Copy the data exactly as it appears, and do not include any pictures.

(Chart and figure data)

————————

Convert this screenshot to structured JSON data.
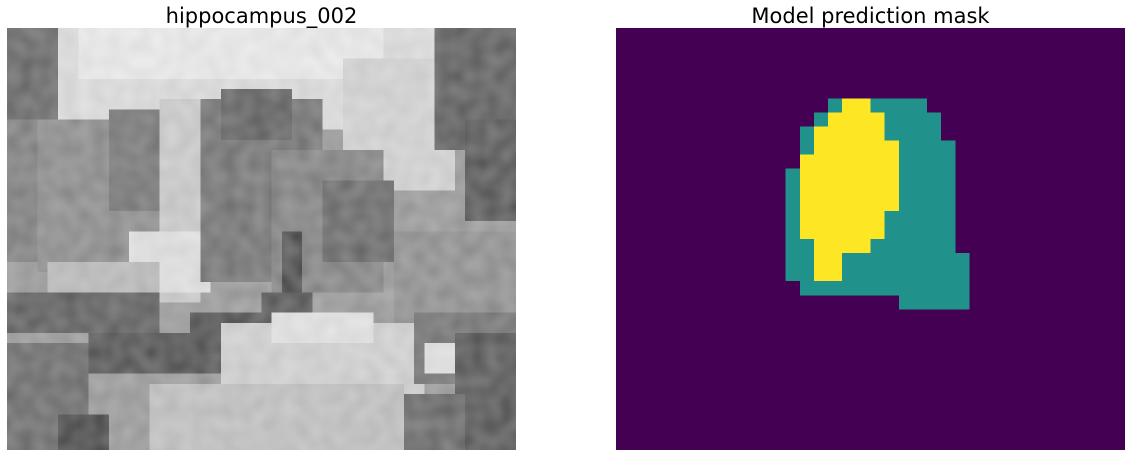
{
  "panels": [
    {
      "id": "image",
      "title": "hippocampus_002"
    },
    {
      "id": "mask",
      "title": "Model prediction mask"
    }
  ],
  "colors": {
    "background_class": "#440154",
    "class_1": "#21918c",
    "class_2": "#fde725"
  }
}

————————

> Exercise answer
Convert this screenshot to structured JSON data.
{
  "panels": [
    {
      "id": "image",
      "title": "hippocampus_002"
    },
    {
      "id": "mask",
      "title": "Model prediction mask"
    }
  ],
  "colors": {
    "background_class": "#440154",
    "class_1": "#21918c",
    "class_2": "#fde725"
  }
}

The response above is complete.